> **Task instructions**: Reproduce the listing verbatim.

[Excerpts from a figure dataset]
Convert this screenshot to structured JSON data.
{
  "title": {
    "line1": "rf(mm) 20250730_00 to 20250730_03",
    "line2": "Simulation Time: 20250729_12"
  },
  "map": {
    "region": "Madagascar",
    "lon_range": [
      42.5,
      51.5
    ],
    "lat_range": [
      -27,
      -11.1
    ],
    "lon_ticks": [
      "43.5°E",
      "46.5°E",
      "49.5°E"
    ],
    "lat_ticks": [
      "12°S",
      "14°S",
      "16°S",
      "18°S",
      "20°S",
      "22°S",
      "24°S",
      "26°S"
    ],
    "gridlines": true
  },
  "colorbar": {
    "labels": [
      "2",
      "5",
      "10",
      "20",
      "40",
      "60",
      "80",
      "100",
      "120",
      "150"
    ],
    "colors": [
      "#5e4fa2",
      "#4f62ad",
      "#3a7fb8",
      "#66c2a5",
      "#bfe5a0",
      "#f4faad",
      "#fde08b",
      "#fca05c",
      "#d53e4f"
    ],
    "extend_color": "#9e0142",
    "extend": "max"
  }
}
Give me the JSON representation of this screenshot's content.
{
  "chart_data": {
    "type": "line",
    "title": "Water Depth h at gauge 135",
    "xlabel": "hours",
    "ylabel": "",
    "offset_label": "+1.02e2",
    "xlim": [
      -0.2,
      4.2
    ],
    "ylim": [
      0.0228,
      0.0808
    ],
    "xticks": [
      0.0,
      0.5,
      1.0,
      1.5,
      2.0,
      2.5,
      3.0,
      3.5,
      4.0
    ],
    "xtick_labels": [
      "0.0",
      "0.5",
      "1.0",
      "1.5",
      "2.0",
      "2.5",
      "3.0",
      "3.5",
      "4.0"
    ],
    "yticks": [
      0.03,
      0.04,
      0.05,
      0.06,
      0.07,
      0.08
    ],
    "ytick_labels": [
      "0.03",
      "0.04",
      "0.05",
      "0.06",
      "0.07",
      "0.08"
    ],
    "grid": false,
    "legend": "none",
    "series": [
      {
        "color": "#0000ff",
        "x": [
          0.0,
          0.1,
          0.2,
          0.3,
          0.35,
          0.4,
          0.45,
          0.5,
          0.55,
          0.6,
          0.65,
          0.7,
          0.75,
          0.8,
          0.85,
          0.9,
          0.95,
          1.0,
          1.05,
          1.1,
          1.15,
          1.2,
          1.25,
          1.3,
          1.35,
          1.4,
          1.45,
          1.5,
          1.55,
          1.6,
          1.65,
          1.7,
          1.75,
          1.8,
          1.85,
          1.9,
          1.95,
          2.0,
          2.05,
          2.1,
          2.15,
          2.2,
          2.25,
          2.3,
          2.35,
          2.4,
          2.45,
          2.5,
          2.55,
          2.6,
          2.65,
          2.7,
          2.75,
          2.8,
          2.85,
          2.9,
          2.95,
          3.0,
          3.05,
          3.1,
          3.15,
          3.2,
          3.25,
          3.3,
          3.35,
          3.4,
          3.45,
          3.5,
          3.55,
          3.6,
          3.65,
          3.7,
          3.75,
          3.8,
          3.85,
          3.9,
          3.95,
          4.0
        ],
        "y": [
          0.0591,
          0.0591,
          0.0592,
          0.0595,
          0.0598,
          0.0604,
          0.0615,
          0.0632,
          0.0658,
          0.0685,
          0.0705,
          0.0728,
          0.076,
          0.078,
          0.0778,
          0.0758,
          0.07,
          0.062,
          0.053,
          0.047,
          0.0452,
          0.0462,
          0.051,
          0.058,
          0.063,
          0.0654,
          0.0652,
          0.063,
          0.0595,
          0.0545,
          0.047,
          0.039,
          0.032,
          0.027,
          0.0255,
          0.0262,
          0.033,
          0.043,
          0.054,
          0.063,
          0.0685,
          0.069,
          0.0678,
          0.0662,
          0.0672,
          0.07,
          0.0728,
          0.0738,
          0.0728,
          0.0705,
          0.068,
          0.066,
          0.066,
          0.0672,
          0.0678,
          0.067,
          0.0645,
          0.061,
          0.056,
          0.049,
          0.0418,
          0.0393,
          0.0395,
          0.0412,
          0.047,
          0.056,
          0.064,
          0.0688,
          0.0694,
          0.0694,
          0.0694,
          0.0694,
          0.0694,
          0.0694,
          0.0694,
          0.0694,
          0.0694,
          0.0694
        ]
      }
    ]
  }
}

> **Solved exercise**:
Convert this screenshot to structured JSON data.
{
  "title": {
    "line1": "rf(mm) 20250730_00 to 20250730_03",
    "line2": "Simulation Time: 20250729_12"
  },
  "map": {
    "region": "Madagascar",
    "lon_range": [
      42.5,
      51.5
    ],
    "lat_range": [
      -27,
      -11.1
    ],
    "lon_ticks": [
      "43.5°E",
      "46.5°E",
      "49.5°E"
    ],
    "lat_ticks": [
      "12°S",
      "14°S",
      "16°S",
      "18°S",
      "20°S",
      "22°S",
      "24°S",
      "26°S"
    ],
    "gridlines": true
  },
  "colorbar": {
    "labels": [
      "2",
      "5",
      "10",
      "20",
      "40",
      "60",
      "80",
      "100",
      "120",
      "150"
    ],
    "colors": [
      "#5e4fa2",
      "#4f62ad",
      "#3a7fb8",
      "#66c2a5",
      "#bfe5a0",
      "#f4faad",
      "#fde08b",
      "#fca05c",
      "#d53e4f"
    ],
    "extend_color": "#9e0142",
    "extend": "max"
  }
}
Give me the JSON representation of this screenshot's content.
{
  "chart_data": {
    "type": "line",
    "title": "Water Depth h at gauge 135",
    "xlabel": "hours",
    "ylabel": "",
    "offset_label": "+1.02e2",
    "xlim": [
      -0.2,
      4.2
    ],
    "ylim": [
      0.0228,
      0.0808
    ],
    "xticks": [
      0.0,
      0.5,
      1.0,
      1.5,
      2.0,
      2.5,
      3.0,
      3.5,
      4.0
    ],
    "xtick_labels": [
      "0.0",
      "0.5",
      "1.0",
      "1.5",
      "2.0",
      "2.5",
      "3.0",
      "3.5",
      "4.0"
    ],
    "yticks": [
      0.03,
      0.04,
      0.05,
      0.06,
      0.07,
      0.08
    ],
    "ytick_labels": [
      "0.03",
      "0.04",
      "0.05",
      "0.06",
      "0.07",
      "0.08"
    ],
    "grid": false,
    "legend": "none",
    "series": [
      {
        "color": "#0000ff",
        "x": [
          0.0,
          0.1,
          0.2,
          0.3,
          0.35,
          0.4,
          0.45,
          0.5,
          0.55,
          0.6,
          0.65,
          0.7,
          0.75,
          0.8,
          0.85,
          0.9,
          0.95,
          1.0,
          1.05,
          1.1,
          1.15,
          1.2,
          1.25,
          1.3,
          1.35,
          1.4,
          1.45,
          1.5,
          1.55,
          1.6,
          1.65,
          1.7,
          1.75,
          1.8,
          1.85,
          1.9,
          1.95,
          2.0,
          2.05,
          2.1,
          2.15,
          2.2,
          2.25,
          2.3,
          2.35,
          2.4,
          2.45,
          2.5,
          2.55,
          2.6,
          2.65,
          2.7,
          2.75,
          2.8,
          2.85,
          2.9,
          2.95,
          3.0,
          3.05,
          3.1,
          3.15,
          3.2,
          3.25,
          3.3,
          3.35,
          3.4,
          3.45,
          3.5,
          3.55,
          3.6,
          3.65,
          3.7,
          3.75,
          3.8,
          3.85,
          3.9,
          3.95,
          4.0
        ],
        "y": [
          0.0591,
          0.0591,
          0.0592,
          0.0595,
          0.0598,
          0.0604,
          0.0615,
          0.0632,
          0.0658,
          0.0685,
          0.0705,
          0.0728,
          0.076,
          0.078,
          0.0778,
          0.0758,
          0.07,
          0.062,
          0.053,
          0.047,
          0.0452,
          0.0462,
          0.051,
          0.058,
          0.063,
          0.0654,
          0.0652,
          0.063,
          0.0595,
          0.0545,
          0.047,
          0.039,
          0.032,
          0.027,
          0.0255,
          0.0262,
          0.033,
          0.043,
          0.054,
          0.063,
          0.0685,
          0.069,
          0.0678,
          0.0662,
          0.0672,
          0.07,
          0.0728,
          0.0738,
          0.0728,
          0.0705,
          0.068,
          0.066,
          0.066,
          0.0672,
          0.0678,
          0.067,
          0.0645,
          0.061,
          0.056,
          0.049,
          0.0418,
          0.0393,
          0.0395,
          0.0412,
          0.047,
          0.056,
          0.064,
          0.0688,
          0.0694,
          0.0694,
          0.0694,
          0.0694,
          0.0694,
          0.0694,
          0.0694,
          0.0694,
          0.0694,
          0.0694
        ]
      }
    ]
  }
}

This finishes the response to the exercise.